## BEGIN Supplied records

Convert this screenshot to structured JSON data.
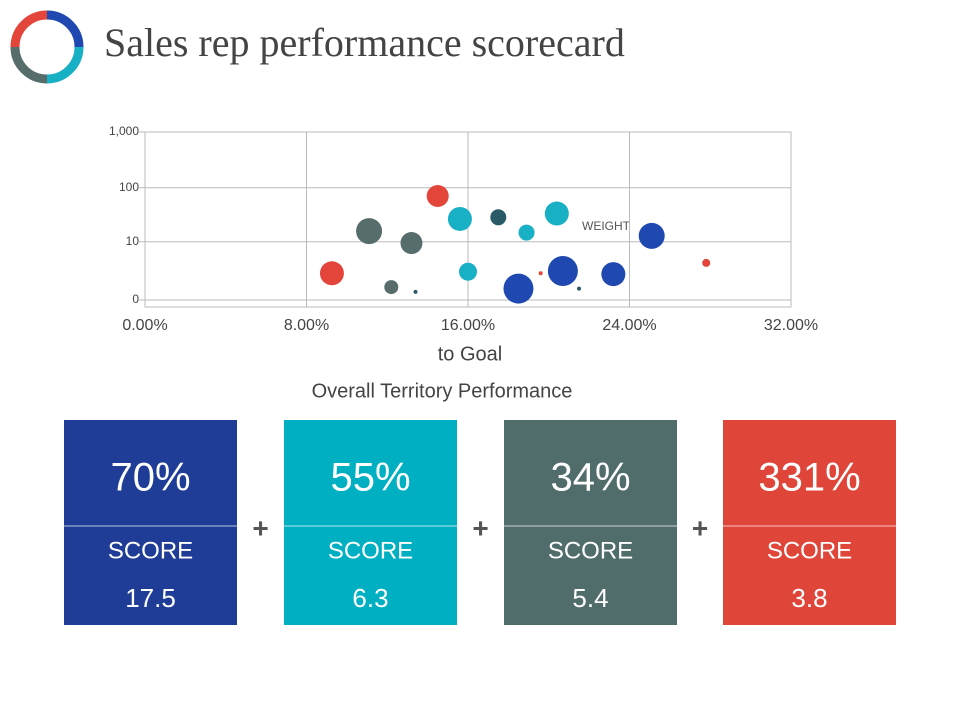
{
  "chart_data": {
    "type": "scatter",
    "title": "Sales rep performance scorecard",
    "x_label": "to Goal",
    "annotation": "WEIGHT",
    "x": [
      9.26,
      11.1,
      12.2,
      13.4,
      13.2,
      14.5,
      15.6,
      16.0,
      17.5,
      18.5,
      18.9,
      19.6,
      20.4,
      20.7,
      21.5,
      23.2,
      25.1,
      27.8
    ],
    "y": [
      2.0,
      16,
      0.7,
      0.4,
      9.4,
      71,
      27,
      2.2,
      29,
      0.6,
      15,
      2.0,
      34,
      2.3,
      0.6,
      1.9,
      13,
      3.6
    ],
    "sizes": [
      12,
      13,
      7,
      2,
      11,
      11,
      12,
      9,
      8,
      15,
      8,
      2,
      12,
      15,
      2,
      12,
      13,
      4
    ],
    "colors": [
      "#e4453a",
      "#566d6c",
      "#566d6c",
      "#2a5a66",
      "#566d6c",
      "#e4453a",
      "#17b0c4",
      "#17b0c4",
      "#2a5a66",
      "#1f48b0",
      "#17b0c4",
      "#e4453a",
      "#17b0c4",
      "#1f48b0",
      "#2a5a66",
      "#1f48b0",
      "#1f48b0",
      "#e4453a"
    ],
    "xlim": [
      0,
      32
    ],
    "xticks": [
      {
        "value": 0,
        "label": "0.00%"
      },
      {
        "value": 8,
        "label": "8.00%"
      },
      {
        "value": 16,
        "label": "16.00%"
      },
      {
        "value": 24,
        "label": "24.00%"
      },
      {
        "value": 32,
        "label": "32.00%"
      }
    ],
    "yscale": "symlog",
    "ylim": [
      0,
      1000
    ],
    "yticks": [
      0,
      10,
      100,
      {
        "value": 1000,
        "label": "1,000"
      }
    ],
    "grid": true
  },
  "section_title": "Overall Territory Performance",
  "operator": "+",
  "cards": [
    {
      "percent": "70%",
      "label": "SCORE",
      "score": "17.5",
      "color": "#1f3d96"
    },
    {
      "percent": "55%",
      "label": "SCORE",
      "score": "6.3",
      "color": "#00b0c2"
    },
    {
      "percent": "34%",
      "label": "SCORE",
      "score": "5.4",
      "color": "#516d6b"
    },
    {
      "percent": "331%",
      "label": "SCORE",
      "score": "3.8",
      "color": "#e0453a"
    }
  ]
}
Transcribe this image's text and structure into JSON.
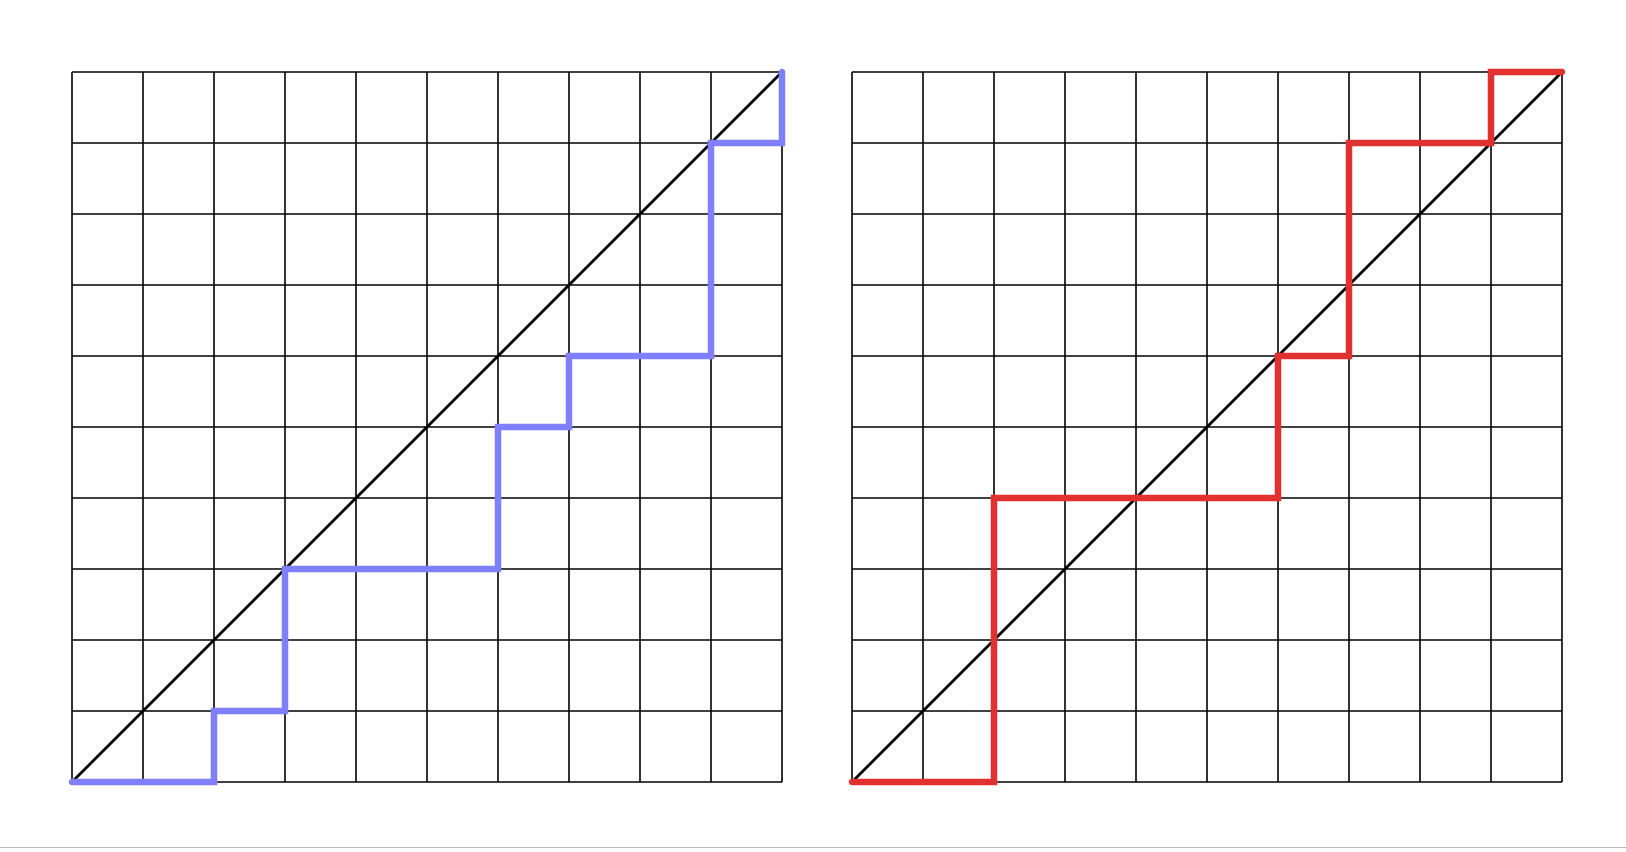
{
  "diagram": {
    "grid_size": 10,
    "grid_color": "#000000",
    "diagonal_color": "#000000",
    "panels": [
      {
        "name": "left",
        "path_color": "#8080ff",
        "path": [
          [
            0,
            0
          ],
          [
            2,
            0
          ],
          [
            2,
            1
          ],
          [
            3,
            1
          ],
          [
            3,
            3
          ],
          [
            6,
            3
          ],
          [
            6,
            5
          ],
          [
            7,
            5
          ],
          [
            7,
            6
          ],
          [
            9,
            6
          ],
          [
            9,
            9
          ],
          [
            10,
            9
          ],
          [
            10,
            10
          ]
        ]
      },
      {
        "name": "right",
        "path_color": "#e03030",
        "path": [
          [
            0,
            0
          ],
          [
            2,
            0
          ],
          [
            2,
            4
          ],
          [
            6,
            4
          ],
          [
            6,
            6
          ],
          [
            7,
            6
          ],
          [
            7,
            9
          ],
          [
            9,
            9
          ],
          [
            9,
            10
          ],
          [
            10,
            10
          ]
        ]
      }
    ]
  }
}
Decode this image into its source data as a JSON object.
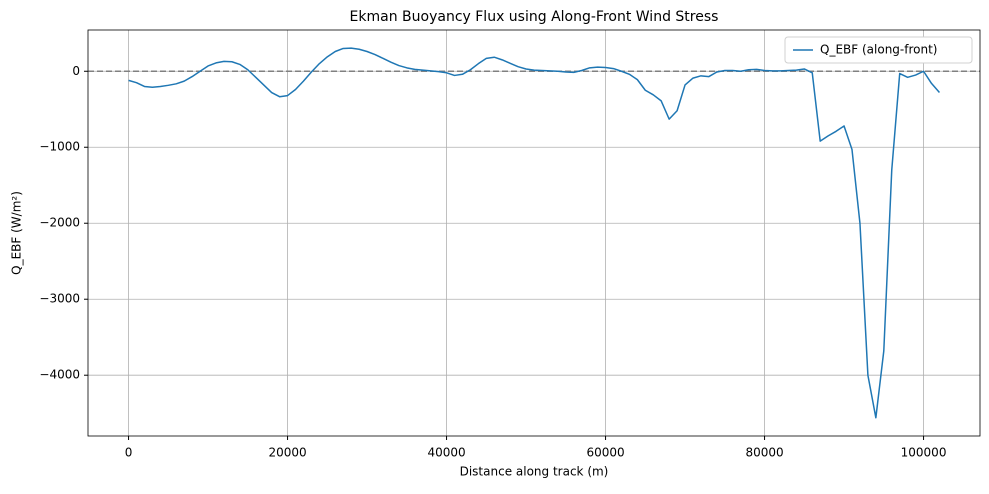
{
  "chart_data": {
    "type": "line",
    "title": "Ekman Buoyancy Flux using Along-Front Wind Stress",
    "xlabel": "Distance along track (m)",
    "ylabel": "Q_EBF (W/m²)",
    "x": [
      0,
      1000,
      2000,
      3000,
      4000,
      5000,
      6000,
      7000,
      8000,
      9000,
      10000,
      11000,
      12000,
      13000,
      14000,
      15000,
      16000,
      17000,
      18000,
      19000,
      20000,
      21000,
      22000,
      23000,
      24000,
      25000,
      26000,
      27000,
      28000,
      29000,
      30000,
      31000,
      32000,
      33000,
      34000,
      35000,
      36000,
      37000,
      38000,
      39000,
      40000,
      41000,
      42000,
      43000,
      44000,
      45000,
      46000,
      47000,
      48000,
      49000,
      50000,
      51000,
      52000,
      53000,
      54000,
      55000,
      56000,
      57000,
      58000,
      59000,
      60000,
      61000,
      62000,
      63000,
      64000,
      65000,
      66000,
      67000,
      68000,
      69000,
      70000,
      71000,
      72000,
      73000,
      74000,
      75000,
      76000,
      77000,
      78000,
      79000,
      80000,
      81000,
      82000,
      83000,
      84000,
      85000,
      86000,
      87000,
      88000,
      89000,
      90000,
      91000,
      92000,
      93000,
      94000,
      95000,
      96000,
      97000,
      98000,
      99000,
      100000,
      101000,
      102000
    ],
    "series": [
      {
        "name": "Q_EBF (along-front)",
        "color": "#1f77b4",
        "values": [
          -120,
          -150,
          -200,
          -210,
          -200,
          -185,
          -165,
          -130,
          -70,
          0,
          70,
          110,
          130,
          125,
          90,
          20,
          -80,
          -180,
          -280,
          -335,
          -320,
          -240,
          -130,
          -10,
          100,
          190,
          260,
          300,
          305,
          290,
          260,
          220,
          170,
          120,
          75,
          45,
          25,
          15,
          5,
          -5,
          -20,
          -55,
          -40,
          20,
          100,
          170,
          185,
          150,
          105,
          60,
          30,
          15,
          10,
          5,
          0,
          -10,
          -15,
          10,
          45,
          55,
          50,
          35,
          0,
          -40,
          -110,
          -250,
          -310,
          -390,
          -630,
          -520,
          -180,
          -90,
          -60,
          -70,
          -10,
          10,
          10,
          0,
          20,
          25,
          10,
          5,
          5,
          10,
          15,
          30,
          -20,
          -920,
          -850,
          -790,
          -720,
          -1030,
          -2000,
          -4000,
          -4560,
          -3680,
          -1300,
          -30,
          -80,
          -50,
          0,
          -160,
          -280
        ]
      }
    ],
    "hline": 0,
    "xlim": [
      -5100,
      107100
    ],
    "ylim": [
      -4800,
      543
    ],
    "xticks": [
      0,
      20000,
      40000,
      60000,
      80000,
      100000
    ],
    "yticks": [
      {
        "value": -4000,
        "label": "−4000"
      },
      {
        "value": -3000,
        "label": "−3000"
      },
      {
        "value": -2000,
        "label": "−2000"
      },
      {
        "value": -1000,
        "label": "−1000"
      },
      0
    ],
    "grid": true,
    "legend": "upper right"
  }
}
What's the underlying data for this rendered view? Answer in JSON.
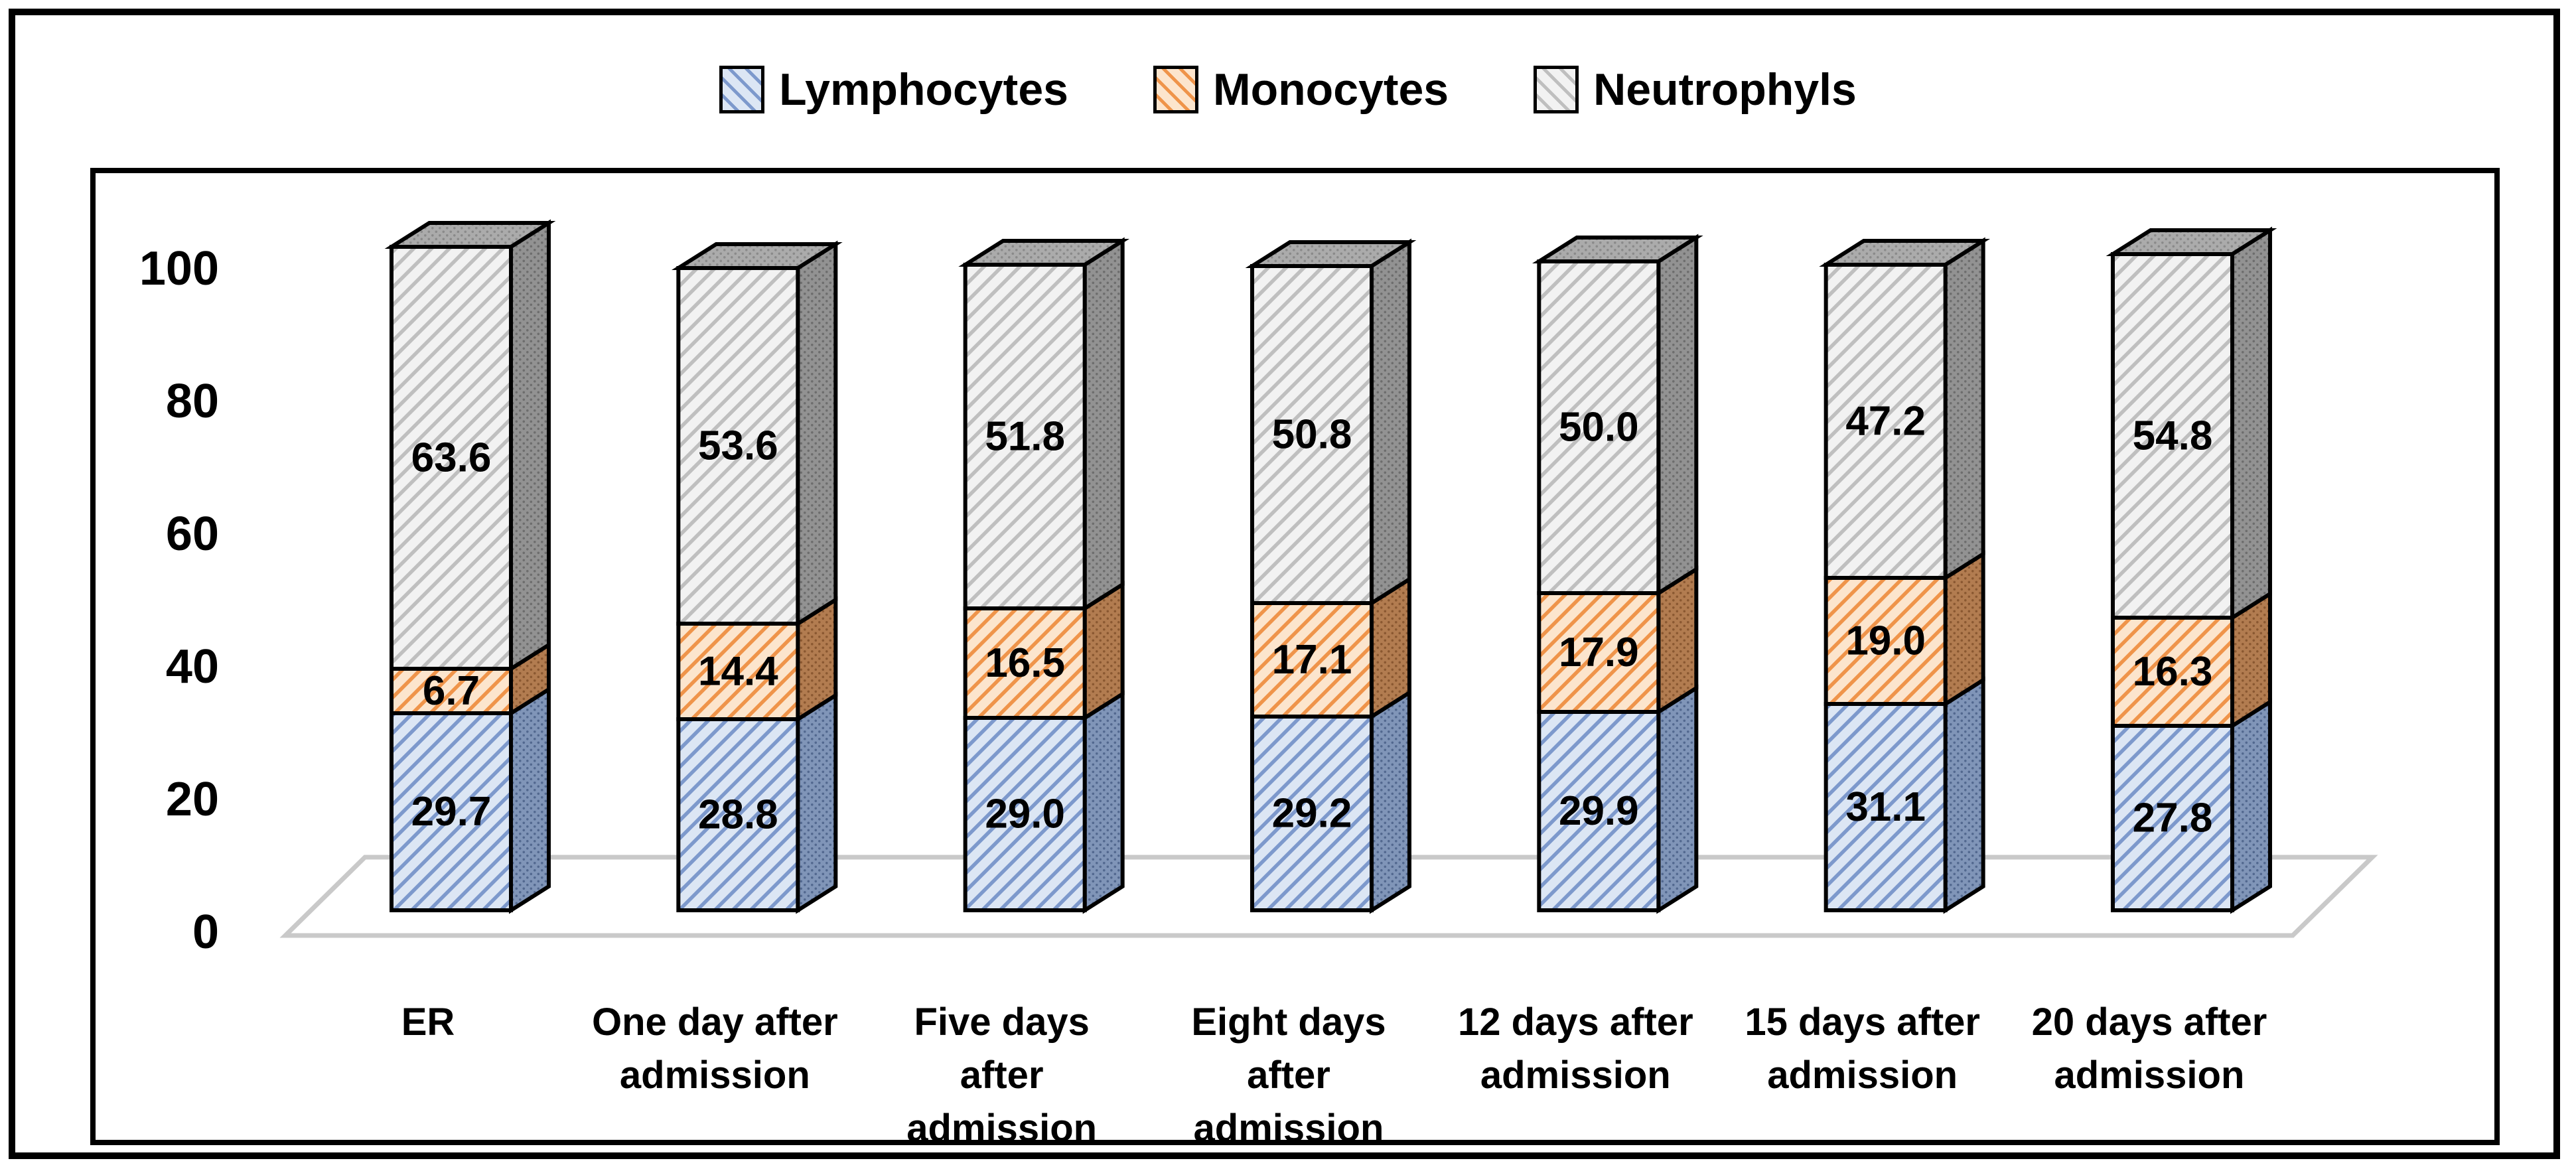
{
  "legend": {
    "items": [
      {
        "key": "lymphocytes",
        "label": "Lymphocytes"
      },
      {
        "key": "monocytes",
        "label": "Monocytes"
      },
      {
        "key": "neutrophyls",
        "label": "Neutrophyls"
      }
    ],
    "position": "top"
  },
  "chart_data": {
    "type": "bar",
    "subtype": "stacked-3d",
    "title": "",
    "xlabel": "",
    "ylabel": "",
    "categories": [
      "ER",
      "One day after admission",
      "Five days after admission",
      "Eight days after admission",
      "12 days after admission",
      "15 days after admission",
      "20 days after admission"
    ],
    "category_label_lines": [
      [
        "ER"
      ],
      [
        "One day after",
        "admission"
      ],
      [
        "Five days",
        "after",
        "admission"
      ],
      [
        "Eight days",
        "after",
        "admission"
      ],
      [
        "12 days after",
        "admission"
      ],
      [
        "15 days after",
        "admission"
      ],
      [
        "20 days after",
        "admission"
      ]
    ],
    "series": [
      {
        "name": "Lymphocytes",
        "values": [
          29.7,
          28.8,
          29.0,
          29.2,
          29.9,
          31.1,
          27.8
        ]
      },
      {
        "name": "Monocytes",
        "values": [
          6.7,
          14.4,
          16.5,
          17.1,
          17.9,
          19.0,
          16.3
        ]
      },
      {
        "name": "Neutrophyls",
        "values": [
          63.6,
          53.6,
          51.8,
          50.8,
          50.0,
          47.2,
          54.8
        ]
      }
    ],
    "value_label_decimals": 1,
    "ylim": [
      0,
      100
    ],
    "y_ticks": [
      0,
      20,
      40,
      60,
      80,
      100
    ],
    "grid": "off",
    "legend_position": "top"
  },
  "colors": {
    "series": [
      {
        "front_bg": "#dce6f4",
        "front_line": "#7d99cc",
        "side_bg": "#8095b8",
        "side_dot": "#52688f"
      },
      {
        "front_bg": "#fce5cd",
        "front_line": "#ef944a",
        "side_bg": "#b27c50",
        "side_dot": "#8a5831"
      },
      {
        "front_bg": "#f2f2f2",
        "front_line": "#bfbfbf",
        "side_bg": "#929292",
        "side_dot": "#6d6d6d"
      }
    ],
    "top_bg": "#ababab",
    "top_dot": "#8a8a8a",
    "floor_line": "#c9c9c9",
    "edge": "#000000",
    "text": "#000000",
    "background": "#ffffff"
  }
}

## END Supplied records

Written request: Count each line with "name" in it and report that figure by itself.

Answer in full: 6